[Data entries]
———
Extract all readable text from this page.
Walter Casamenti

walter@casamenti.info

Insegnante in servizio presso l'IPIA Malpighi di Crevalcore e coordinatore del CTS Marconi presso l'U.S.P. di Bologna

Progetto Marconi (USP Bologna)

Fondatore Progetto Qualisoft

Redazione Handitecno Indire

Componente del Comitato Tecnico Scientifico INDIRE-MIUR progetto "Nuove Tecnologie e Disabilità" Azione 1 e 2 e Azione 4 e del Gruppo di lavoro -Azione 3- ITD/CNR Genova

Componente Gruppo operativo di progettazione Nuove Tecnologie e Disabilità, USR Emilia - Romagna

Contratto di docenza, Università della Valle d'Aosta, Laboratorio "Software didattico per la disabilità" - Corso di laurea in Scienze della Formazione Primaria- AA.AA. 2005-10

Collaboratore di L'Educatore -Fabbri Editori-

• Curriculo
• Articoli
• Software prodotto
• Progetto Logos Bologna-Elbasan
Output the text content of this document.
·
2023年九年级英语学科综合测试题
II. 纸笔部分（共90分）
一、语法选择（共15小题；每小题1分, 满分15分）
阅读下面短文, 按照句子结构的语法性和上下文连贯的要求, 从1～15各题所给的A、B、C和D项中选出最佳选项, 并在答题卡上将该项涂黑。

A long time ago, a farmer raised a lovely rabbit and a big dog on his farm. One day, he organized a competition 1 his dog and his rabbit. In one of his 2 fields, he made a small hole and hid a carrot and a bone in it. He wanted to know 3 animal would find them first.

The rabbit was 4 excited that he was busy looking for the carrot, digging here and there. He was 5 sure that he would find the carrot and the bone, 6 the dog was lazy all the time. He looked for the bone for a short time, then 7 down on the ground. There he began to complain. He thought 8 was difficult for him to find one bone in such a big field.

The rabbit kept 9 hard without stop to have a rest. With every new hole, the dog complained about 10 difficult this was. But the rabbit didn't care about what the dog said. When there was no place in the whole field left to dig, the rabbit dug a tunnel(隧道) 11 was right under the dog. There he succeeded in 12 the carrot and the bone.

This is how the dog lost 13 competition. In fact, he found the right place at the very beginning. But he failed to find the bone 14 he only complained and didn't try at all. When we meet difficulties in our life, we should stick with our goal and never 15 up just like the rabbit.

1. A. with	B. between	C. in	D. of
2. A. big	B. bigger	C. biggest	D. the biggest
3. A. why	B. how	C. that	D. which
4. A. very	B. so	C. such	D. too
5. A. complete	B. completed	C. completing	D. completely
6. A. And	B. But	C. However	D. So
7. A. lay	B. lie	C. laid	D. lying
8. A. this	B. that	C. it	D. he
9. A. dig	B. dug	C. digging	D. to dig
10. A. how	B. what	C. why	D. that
———
■ Task:
Extract the full listing above without alteration.

■ Exercise result:
Extract all readable text from this page.
Walter Casamenti

walter@casamenti.info

Insegnante in servizio presso l'IPIA Malpighi di Crevalcore e coordinatore del CTS Marconi presso l'U.S.P. di Bologna

Progetto Marconi (USP Bologna)

Fondatore Progetto Qualisoft

Redazione Handitecno Indire

Componente del Comitato Tecnico Scientifico INDIRE-MIUR progetto "Nuove Tecnologie e Disabilità" Azione 1 e 2 e Azione 4 e del Gruppo di lavoro -Azione 3- ITD/CNR Genova

Componente Gruppo operativo di progettazione Nuove Tecnologie e Disabilità, USR Emilia - Romagna

Contratto di docenza, Università della Valle d'Aosta, Laboratorio "Software didattico per la disabilità" - Corso di laurea in Scienze della Formazione Primaria- AA.AA. 2005-10

Collaboratore di L'Educatore -Fabbri Editori-

• Curriculo
• Articoli
• Software prodotto
• Progetto Logos Bologna-Elbasan
Output the text content of this document.
·
2023年九年级英语学科综合测试题
II. 纸笔部分（共90分）
一、语法选择（共15小题；每小题1分, 满分15分）
阅读下面短文, 按照句子结构的语法性和上下文连贯的要求, 从1～15各题所给的A、B、C和D项中选出最佳选项, 并在答题卡上将该项涂黑。

A long time ago, a farmer raised a lovely rabbit and a big dog on his farm. One day, he organized a competition 1 his dog and his rabbit. In one of his 2 fields, he made a small hole and hid a carrot and a bone in it. He wanted to know 3 animal would find them first.

The rabbit was 4 excited that he was busy looking for the carrot, digging here and there. He was 5 sure that he would find the carrot and the bone, 6 the dog was lazy all the time. He looked for the bone for a short time, then 7 down on the ground. There he began to complain. He thought 8 was difficult for him to find one bone in such a big field.

The rabbit kept 9 hard without stop to have a rest. With every new hole, the dog complained about 10 difficult this was. But the rabbit didn't care about what the dog said. When there was no place in the whole field left to dig, the rabbit dug a tunnel(隧道) 11 was right under the dog. There he succeeded in 12 the carrot and the bone.

This is how the dog lost 13 competition. In fact, he found the right place at the very beginning. But he failed to find the bone 14 he only complained and didn't try at all. When we meet difficulties in our life, we should stick with our goal and never 15 up just like the rabbit.

1. A. with	B. between	C. in	D. of
2. A. big	B. bigger	C. biggest	D. the biggest
3. A. why	B. how	C. that	D. which
4. A. very	B. so	C. such	D. too
5. A. complete	B. completed	C. completing	D. completely
6. A. And	B. But	C. However	D. So
7. A. lay	B. lie	C. laid	D. lying
8. A. this	B. that	C. it	D. he
9. A. dig	B. dug	C. digging	D. to dig
10. A. how	B. what	C. why	D. that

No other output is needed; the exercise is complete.